Each entry below should be returned exactly as is, with the pictures removed.
** Begin Records for this task **
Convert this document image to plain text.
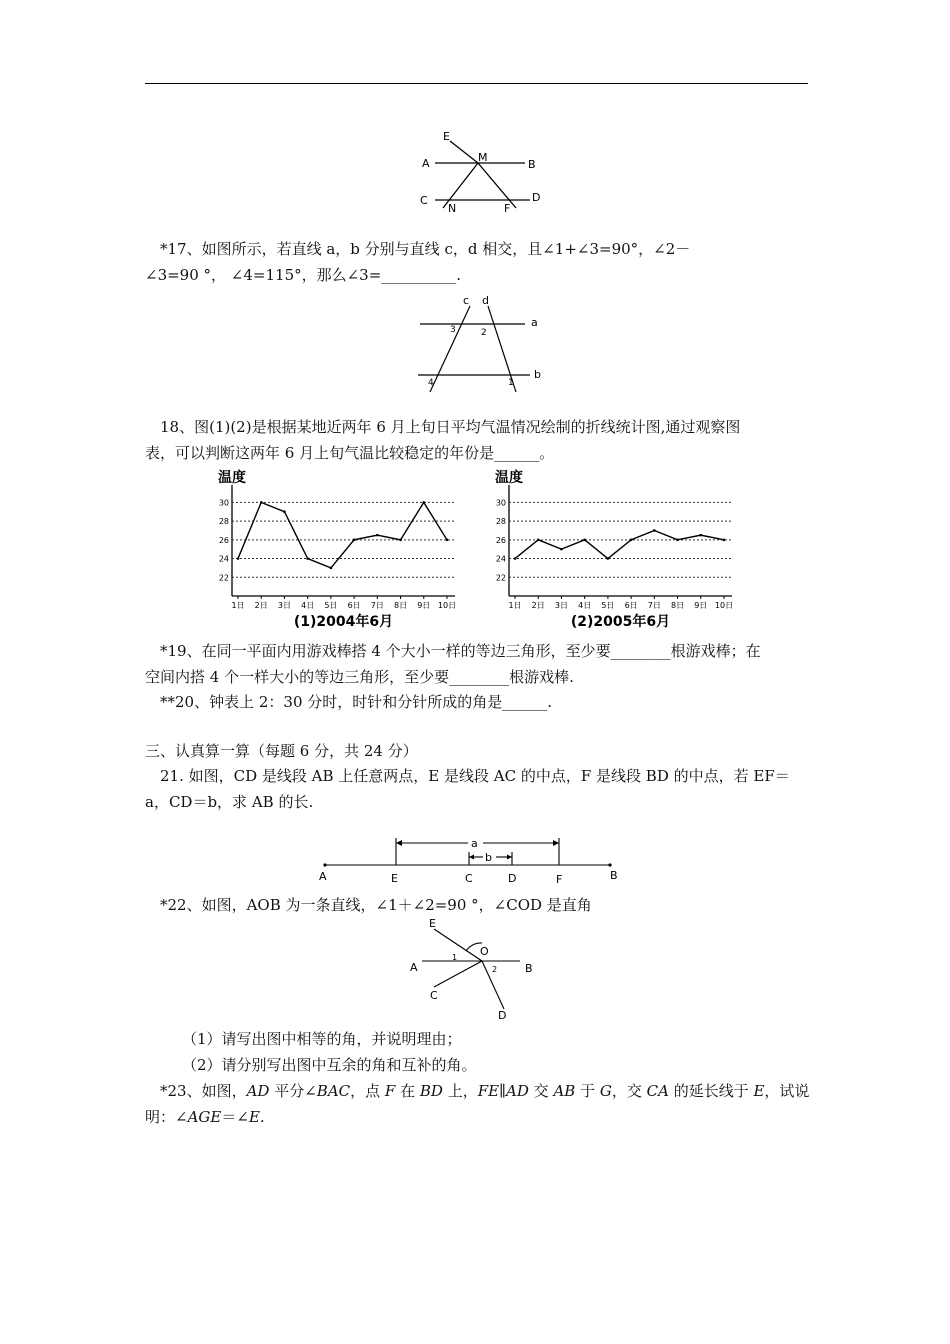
E
A	M
B
C
N	F
D
*17、如图所示，若直线 a，b 分别与直线 c，d 相交，且∠1+∠3=90°，∠2－
∠3=90 °， ∠4=115°，那么∠3=__________.
c d
a
b
1
2
3
4
18、图(1)(2)是根据某地近两年 6 月上旬日平均气温情况绘制的折线统计图,通过观察图
表，可以判断这两年 6 月上旬气温比较稳定的年份是______。
温度
30
28
26
24
22
1日 2日 3日 4日 5日 6日 7日 8日 9日 10日
(1)2004年6月
温度
30
28
26
24
22
1日 2日 3日 4日 5日 6日 7日 8日 9日 10日
(2)2005年6月
*19、在同一平面内用游戏棒搭 4 个大小一样的等边三角形，至少要________根游戏棒；在
空间内搭 4 个一样大小的等边三角形，至少要________根游戏棒.
**20、钟表上 2：30 分时，时针和分针所成的角是______.
三、认真算一算（每题 6 分，共 24 分）
21. 如图，CD 是线段 AB 上任意两点，E 是线段 AC 的中点，F 是线段 BD 的中点，若 EF＝
a，CD＝b，求 AB 的长.
a
b
A	E	C	D	F	B
*22、如图，AOB 为一条直线，∠1＋∠2=90 °，∠COD 是直角
E
O
A	B
C
D
1
2
（1）请写出图中相等的角，并说明理由；
（2）请分别写出图中互余的角和互补的角。
*23、如图，AD 平分∠BAC，点 F 在 BD 上，FE∥AD 交 AB 于 G，交 CA 的延长线于 E，试说
明：∠AGE＝∠E.
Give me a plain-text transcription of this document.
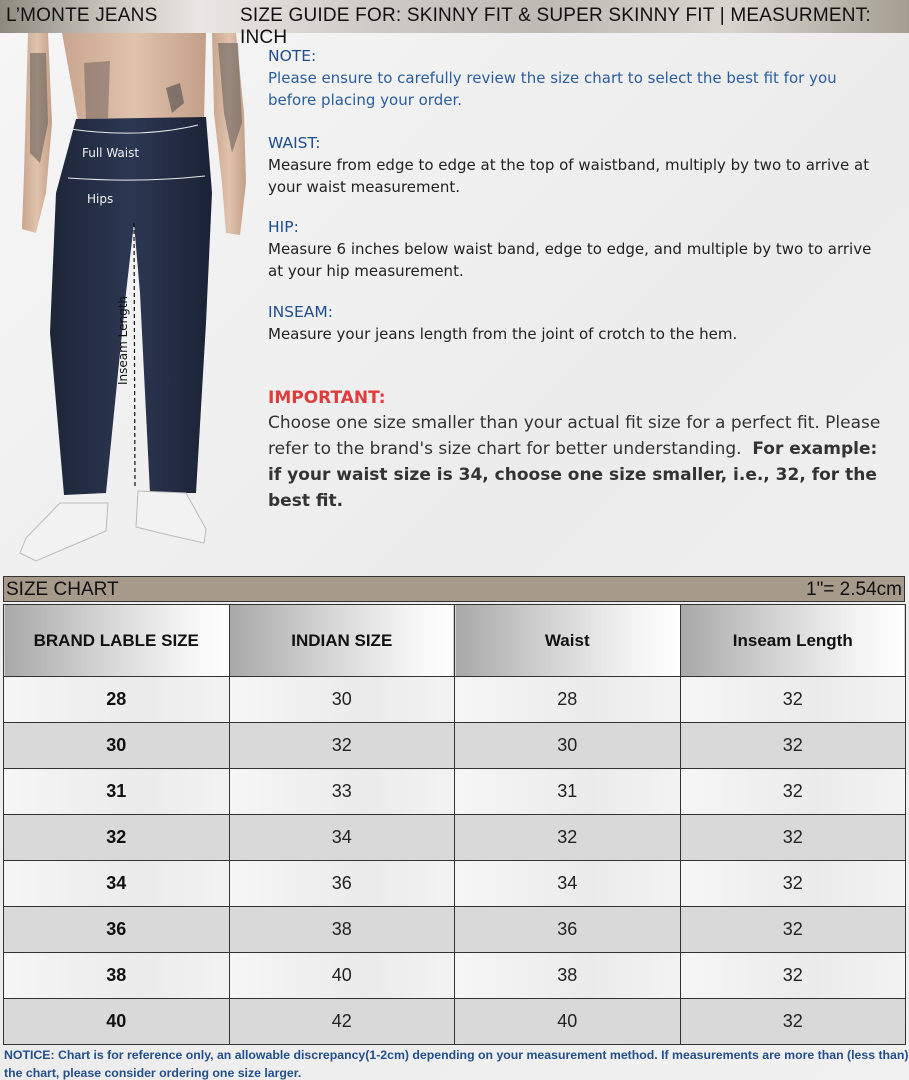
L’MONTE JEANS	SIZE GUIDE FOR: SKINNY FIT & SUPER SKINNY FIT | MEASURMENT: INCH
Full Waist
Hips
Inseam Length
NOTE:
Please ensure to carefully review the size chart to select the best fit for you before placing your order.
WAIST:
Measure from edge to edge at the top of waistband, multiply by two to arrive at your waist measurement.
HIP:
Measure 6 inches below waist band, edge to edge, and multiple by two to arrive at your hip measurement.
INSEAM:
Measure your jeans length from the joint of crotch to the hem.
IMPORTANT:
Choose one size smaller than your actual fit size for a perfect fit. Please refer to the brand's size chart for better understanding. For example: if your waist size is 34, choose one size smaller, i.e., 32, for the best fit.
SIZE CHART	1"= 2.54cm
BRAND LABLE SIZE	INDIAN SIZE	Waist	Inseam Length
28	30	28	32
30	32	30	32
31	33	31	32
32	34	32	32
34	36	34	32
36	38	36	32
38	40	38	32
40	42	40	32
NOTICE: Chart is for reference only, an allowable discrepancy(1-2cm) depending on your measurement method. If measurements are more than (less than) the chart, please consider ordering one size larger.
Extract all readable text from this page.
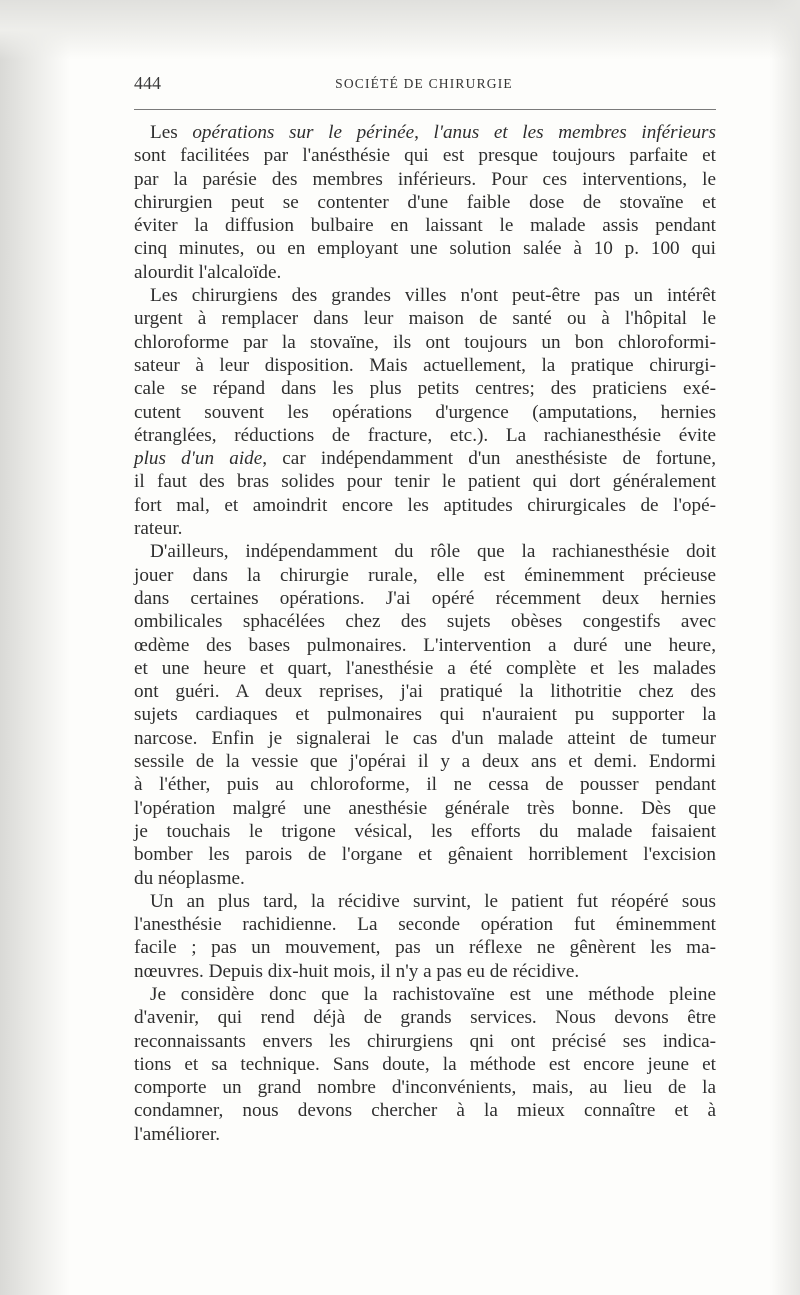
444	SOCIÉTÉ DE CHIRURGIE
Les opérations sur le périnée, l'anus et les membres inférieurs
sont facilitées par l'anésthésie qui est presque toujours parfaite et
par la parésie des membres inférieurs. Pour ces interventions, le
chirurgien peut se contenter d'une faible dose de stovaïne et
éviter la diffusion bulbaire en laissant le malade assis pendant
cinq minutes, ou en employant une solution salée à 10 p. 100 qui
alourdit l'alcaloïde.
Les chirurgiens des grandes villes n'ont peut-être pas un intérêt
urgent à remplacer dans leur maison de santé ou à l'hôpital le
chloroforme par la stovaïne, ils ont toujours un bon chloroformi-
sateur à leur disposition. Mais actuellement, la pratique chirurgi-
cale se répand dans les plus petits centres; des praticiens exé-
cutent souvent les opérations d'urgence (amputations, hernies
étranglées, réductions de fracture, etc.). La rachianesthésie évite
plus d'un aide, car indépendamment d'un anesthésiste de fortune,
il faut des bras solides pour tenir le patient qui dort généralement
fort mal, et amoindrit encore les aptitudes chirurgicales de l'opé-
rateur.
D'ailleurs, indépendamment du rôle que la rachianesthésie doit
jouer dans la chirurgie rurale, elle est éminemment précieuse
dans certaines opérations. J'ai opéré récemment deux hernies
ombilicales sphacélées chez des sujets obèses congestifs avec
œdème des bases pulmonaires. L'intervention a duré une heure,
et une heure et quart, l'anesthésie a été complète et les malades
ont guéri. A deux reprises, j'ai pratiqué la lithotritie chez des
sujets cardiaques et pulmonaires qui n'auraient pu supporter la
narcose. Enfin je signalerai le cas d'un malade atteint de tumeur
sessile de la vessie que j'opérai il y a deux ans et demi. Endormi
à l'éther, puis au chloroforme, il ne cessa de pousser pendant
l'opération malgré une anesthésie générale très bonne. Dès que
je touchais le trigone vésical, les efforts du malade faisaient
bomber les parois de l'organe et gênaient horriblement l'excision
du néoplasme.
Un an plus tard, la récidive survint, le patient fut réopéré sous
l'anesthésie rachidienne. La seconde opération fut éminemment
facile ; pas un mouvement, pas un réflexe ne gênèrent les ma-
nœuvres. Depuis dix-huit mois, il n'y a pas eu de récidive.
Je considère donc que la rachistovaïne est une méthode pleine
d'avenir, qui rend déjà de grands services. Nous devons être
reconnaissants envers les chirurgiens qni ont précisé ses indica-
tions et sa technique. Sans doute, la méthode est encore jeune et
comporte un grand nombre d'inconvénients, mais, au lieu de la
condamner, nous devons chercher à la mieux connaître et à
l'améliorer.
** End Records for this task **
_Exercise result_.
Convert this document image to plain text.
E
A	M
B
C
N	F
D
*17、如图所示，若直线 a，b 分别与直线 c，d 相交，且∠1+∠3=90°，∠2－
∠3=90 °， ∠4=115°，那么∠3=__________.
c d
a
b
1
2
3
4
18、图(1)(2)是根据某地近两年 6 月上旬日平均气温情况绘制的折线统计图,通过观察图
表，可以判断这两年 6 月上旬气温比较稳定的年份是______。
温度
30
28
26
24
22
1日 2日 3日 4日 5日 6日 7日 8日 9日 10日
(1)2004年6月
温度
30
28
26
24
22
1日 2日 3日 4日 5日 6日 7日 8日 9日 10日
(2)2005年6月
*19、在同一平面内用游戏棒搭 4 个大小一样的等边三角形，至少要________根游戏棒；在
空间内搭 4 个一样大小的等边三角形，至少要________根游戏棒.
**20、钟表上 2：30 分时，时针和分针所成的角是______.
三、认真算一算（每题 6 分，共 24 分）
21. 如图，CD 是线段 AB 上任意两点，E 是线段 AC 的中点，F 是线段 BD 的中点，若 EF＝
a，CD＝b，求 AB 的长.
a
b
A	E	C	D	F	B
*22、如图，AOB 为一条直线，∠1＋∠2=90 °，∠COD 是直角
E
O
A	B
C
D
1
2
（1）请写出图中相等的角，并说明理由；
（2）请分别写出图中互余的角和互补的角。
*23、如图，AD 平分∠BAC，点 F 在 BD 上，FE∥AD 交 AB 于 G，交 CA 的延长线于 E，试说
明：∠AGE＝∠E.
Give me a plain-text transcription of this document.
L’MONTE JEANS	SIZE GUIDE FOR: SKINNY FIT & SUPER SKINNY FIT | MEASURMENT: INCH
Full Waist
Hips
Inseam Length
NOTE:
Please ensure to carefully review the size chart to select the best fit for you before placing your order.
WAIST:
Measure from edge to edge at the top of waistband, multiply by two to arrive at your waist measurement.
HIP:
Measure 6 inches below waist band, edge to edge, and multiple by two to arrive at your hip measurement.
INSEAM:
Measure your jeans length from the joint of crotch to the hem.
IMPORTANT:
Choose one size smaller than your actual fit size for a perfect fit. Please refer to the brand's size chart for better understanding. For example: if your waist size is 34, choose one size smaller, i.e., 32, for the best fit.
SIZE CHART	1"= 2.54cm
BRAND LABLE SIZE	INDIAN SIZE	Waist	Inseam Length
28	30	28	32
30	32	30	32
31	33	31	32
32	34	32	32
34	36	34	32
36	38	36	32
38	40	38	32
40	42	40	32
NOTICE: Chart is for reference only, an allowable discrepancy(1-2cm) depending on your measurement method. If measurements are more than (less than) the chart, please consider ordering one size larger.
Extract all readable text from this page.
444	SOCIÉTÉ DE CHIRURGIE
Les opérations sur le périnée, l'anus et les membres inférieurs
sont facilitées par l'anésthésie qui est presque toujours parfaite et
par la parésie des membres inférieurs. Pour ces interventions, le
chirurgien peut se contenter d'une faible dose de stovaïne et
éviter la diffusion bulbaire en laissant le malade assis pendant
cinq minutes, ou en employant une solution salée à 10 p. 100 qui
alourdit l'alcaloïde.
Les chirurgiens des grandes villes n'ont peut-être pas un intérêt
urgent à remplacer dans leur maison de santé ou à l'hôpital le
chloroforme par la stovaïne, ils ont toujours un bon chloroformi-
sateur à leur disposition. Mais actuellement, la pratique chirurgi-
cale se répand dans les plus petits centres; des praticiens exé-
cutent souvent les opérations d'urgence (amputations, hernies
étranglées, réductions de fracture, etc.). La rachianesthésie évite
plus d'un aide, car indépendamment d'un anesthésiste de fortune,
il faut des bras solides pour tenir le patient qui dort généralement
fort mal, et amoindrit encore les aptitudes chirurgicales de l'opé-
rateur.
D'ailleurs, indépendamment du rôle que la rachianesthésie doit
jouer dans la chirurgie rurale, elle est éminemment précieuse
dans certaines opérations. J'ai opéré récemment deux hernies
ombilicales sphacélées chez des sujets obèses congestifs avec
œdème des bases pulmonaires. L'intervention a duré une heure,
et une heure et quart, l'anesthésie a été complète et les malades
ont guéri. A deux reprises, j'ai pratiqué la lithotritie chez des
sujets cardiaques et pulmonaires qui n'auraient pu supporter la
narcose. Enfin je signalerai le cas d'un malade atteint de tumeur
sessile de la vessie que j'opérai il y a deux ans et demi. Endormi
à l'éther, puis au chloroforme, il ne cessa de pousser pendant
l'opération malgré une anesthésie générale très bonne. Dès que
je touchais le trigone vésical, les efforts du malade faisaient
bomber les parois de l'organe et gênaient horriblement l'excision
du néoplasme.
Un an plus tard, la récidive survint, le patient fut réopéré sous
l'anesthésie rachidienne. La seconde opération fut éminemment
facile ; pas un mouvement, pas un réflexe ne gênèrent les ma-
nœuvres. Depuis dix-huit mois, il n'y a pas eu de récidive.
Je considère donc que la rachistovaïne est une méthode pleine
d'avenir, qui rend déjà de grands services. Nous devons être
reconnaissants envers les chirurgiens qni ont précisé ses indica-
tions et sa technique. Sans doute, la méthode est encore jeune et
comporte un grand nombre d'inconvénients, mais, au lieu de la
condamner, nous devons chercher à la mieux connaître et à
l'améliorer.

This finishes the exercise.